DATASET EXTRACT:
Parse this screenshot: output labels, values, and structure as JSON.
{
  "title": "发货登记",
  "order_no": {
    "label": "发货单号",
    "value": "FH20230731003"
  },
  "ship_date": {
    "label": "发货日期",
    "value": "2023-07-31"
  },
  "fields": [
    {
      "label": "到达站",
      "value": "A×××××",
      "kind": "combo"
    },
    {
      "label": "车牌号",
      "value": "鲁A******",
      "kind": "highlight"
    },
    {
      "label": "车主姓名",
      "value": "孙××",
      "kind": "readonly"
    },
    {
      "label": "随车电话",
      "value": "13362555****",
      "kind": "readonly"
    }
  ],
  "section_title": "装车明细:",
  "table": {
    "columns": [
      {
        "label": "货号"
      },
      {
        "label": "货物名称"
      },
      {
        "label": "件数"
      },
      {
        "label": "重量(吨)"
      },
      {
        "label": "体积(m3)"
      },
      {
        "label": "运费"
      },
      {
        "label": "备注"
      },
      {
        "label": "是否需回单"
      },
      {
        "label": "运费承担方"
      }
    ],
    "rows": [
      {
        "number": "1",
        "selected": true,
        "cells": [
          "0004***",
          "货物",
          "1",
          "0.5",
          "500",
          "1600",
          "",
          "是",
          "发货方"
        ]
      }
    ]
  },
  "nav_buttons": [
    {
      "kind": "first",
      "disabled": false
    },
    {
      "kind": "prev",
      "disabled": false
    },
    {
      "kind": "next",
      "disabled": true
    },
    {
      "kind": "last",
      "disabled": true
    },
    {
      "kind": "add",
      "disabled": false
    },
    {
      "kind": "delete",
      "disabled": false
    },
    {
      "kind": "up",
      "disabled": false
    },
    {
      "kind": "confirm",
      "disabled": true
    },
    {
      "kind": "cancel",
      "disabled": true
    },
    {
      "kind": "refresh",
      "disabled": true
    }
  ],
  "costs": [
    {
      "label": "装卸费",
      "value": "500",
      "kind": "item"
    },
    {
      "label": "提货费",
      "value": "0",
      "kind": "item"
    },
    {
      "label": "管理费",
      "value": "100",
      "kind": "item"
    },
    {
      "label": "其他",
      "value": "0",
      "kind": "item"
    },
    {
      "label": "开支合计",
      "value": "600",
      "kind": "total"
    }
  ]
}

EXERCISE REQUIREMENTS:
Retype the entries exactly, including every line.

OUTPUT OF THE TASK:
Parse this screenshot: output labels, values, and structure as JSON.
{
  "title": "发货登记",
  "order_no": {
    "label": "发货单号",
    "value": "FH20230731003"
  },
  "ship_date": {
    "label": "发货日期",
    "value": "2023-07-31"
  },
  "fields": [
    {
      "label": "到达站",
      "value": "A×××××",
      "kind": "combo"
    },
    {
      "label": "车牌号",
      "value": "鲁A******",
      "kind": "highlight"
    },
    {
      "label": "车主姓名",
      "value": "孙××",
      "kind": "readonly"
    },
    {
      "label": "随车电话",
      "value": "13362555****",
      "kind": "readonly"
    }
  ],
  "section_title": "装车明细:",
  "table": {
    "columns": [
      {
        "label": "货号"
      },
      {
        "label": "货物名称"
      },
      {
        "label": "件数"
      },
      {
        "label": "重量(吨)"
      },
      {
        "label": "体积(m3)"
      },
      {
        "label": "运费"
      },
      {
        "label": "备注"
      },
      {
        "label": "是否需回单"
      },
      {
        "label": "运费承担方"
      }
    ],
    "rows": [
      {
        "number": "1",
        "selected": true,
        "cells": [
          "0004***",
          "货物",
          "1",
          "0.5",
          "500",
          "1600",
          "",
          "是",
          "发货方"
        ]
      }
    ]
  },
  "nav_buttons": [
    {
      "kind": "first",
      "disabled": false
    },
    {
      "kind": "prev",
      "disabled": false
    },
    {
      "kind": "next",
      "disabled": true
    },
    {
      "kind": "last",
      "disabled": true
    },
    {
      "kind": "add",
      "disabled": false
    },
    {
      "kind": "delete",
      "disabled": false
    },
    {
      "kind": "up",
      "disabled": false
    },
    {
      "kind": "confirm",
      "disabled": true
    },
    {
      "kind": "cancel",
      "disabled": true
    },
    {
      "kind": "refresh",
      "disabled": true
    }
  ],
  "costs": [
    {
      "label": "装卸费",
      "value": "500",
      "kind": "item"
    },
    {
      "label": "提货费",
      "value": "0",
      "kind": "item"
    },
    {
      "label": "管理费",
      "value": "100",
      "kind": "item"
    },
    {
      "label": "其他",
      "value": "0",
      "kind": "item"
    },
    {
      "label": "开支合计",
      "value": "600",
      "kind": "total"
    }
  ]
}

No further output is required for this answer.